Region and label listings:
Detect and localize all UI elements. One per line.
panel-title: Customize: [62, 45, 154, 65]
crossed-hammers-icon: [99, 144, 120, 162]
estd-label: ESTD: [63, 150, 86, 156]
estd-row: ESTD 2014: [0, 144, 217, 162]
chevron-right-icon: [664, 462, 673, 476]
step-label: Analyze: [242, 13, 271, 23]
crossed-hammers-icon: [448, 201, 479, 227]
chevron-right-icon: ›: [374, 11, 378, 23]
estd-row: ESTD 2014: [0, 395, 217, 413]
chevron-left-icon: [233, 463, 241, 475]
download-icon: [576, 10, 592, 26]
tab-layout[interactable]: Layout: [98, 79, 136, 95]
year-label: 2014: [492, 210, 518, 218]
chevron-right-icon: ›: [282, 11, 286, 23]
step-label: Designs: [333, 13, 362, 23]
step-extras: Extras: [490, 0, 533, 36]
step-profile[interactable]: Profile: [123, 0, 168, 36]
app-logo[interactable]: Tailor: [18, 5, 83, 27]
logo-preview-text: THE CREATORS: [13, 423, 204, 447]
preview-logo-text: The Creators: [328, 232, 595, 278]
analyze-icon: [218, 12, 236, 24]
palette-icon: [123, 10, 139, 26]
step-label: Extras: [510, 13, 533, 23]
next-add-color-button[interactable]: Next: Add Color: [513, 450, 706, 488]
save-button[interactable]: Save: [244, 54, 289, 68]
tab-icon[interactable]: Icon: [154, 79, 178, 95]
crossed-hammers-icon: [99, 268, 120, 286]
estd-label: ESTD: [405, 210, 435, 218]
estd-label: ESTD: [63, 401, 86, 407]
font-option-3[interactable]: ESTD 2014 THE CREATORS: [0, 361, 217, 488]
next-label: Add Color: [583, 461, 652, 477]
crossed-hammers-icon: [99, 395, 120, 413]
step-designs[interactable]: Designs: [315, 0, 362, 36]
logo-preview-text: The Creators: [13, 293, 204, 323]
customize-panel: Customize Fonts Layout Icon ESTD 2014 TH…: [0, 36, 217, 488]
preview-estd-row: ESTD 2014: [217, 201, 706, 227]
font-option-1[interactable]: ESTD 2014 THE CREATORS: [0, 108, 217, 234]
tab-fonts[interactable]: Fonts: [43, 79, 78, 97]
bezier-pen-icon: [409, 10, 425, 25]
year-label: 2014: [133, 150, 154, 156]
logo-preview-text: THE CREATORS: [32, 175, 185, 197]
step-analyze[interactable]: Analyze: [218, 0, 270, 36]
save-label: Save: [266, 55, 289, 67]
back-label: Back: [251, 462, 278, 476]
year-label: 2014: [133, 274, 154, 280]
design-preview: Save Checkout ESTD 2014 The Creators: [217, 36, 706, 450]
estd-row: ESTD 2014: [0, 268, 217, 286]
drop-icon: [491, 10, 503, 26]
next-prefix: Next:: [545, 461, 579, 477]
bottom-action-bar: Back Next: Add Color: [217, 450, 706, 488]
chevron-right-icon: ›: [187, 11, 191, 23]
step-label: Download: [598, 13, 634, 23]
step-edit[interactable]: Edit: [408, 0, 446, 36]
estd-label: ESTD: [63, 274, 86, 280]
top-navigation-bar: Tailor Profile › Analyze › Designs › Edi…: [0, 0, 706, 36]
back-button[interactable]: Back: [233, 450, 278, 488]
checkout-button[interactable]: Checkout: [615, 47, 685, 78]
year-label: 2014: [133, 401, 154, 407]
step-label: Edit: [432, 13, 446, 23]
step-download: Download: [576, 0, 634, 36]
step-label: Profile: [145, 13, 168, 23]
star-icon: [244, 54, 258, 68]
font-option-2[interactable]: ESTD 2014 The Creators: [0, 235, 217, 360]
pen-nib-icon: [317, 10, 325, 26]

▸ Written request
Find every line that contains the string "chevron", matching case exactly, and copy each one out.

▸ Solution for this problem
chevron-right-icon: [664, 462, 673, 476]
chevron-right-icon: ›: [374, 11, 378, 23]
chevron-left-icon: [233, 463, 241, 475]
chevron-right-icon: ›: [282, 11, 286, 23]
chevron-right-icon: ›: [187, 11, 191, 23]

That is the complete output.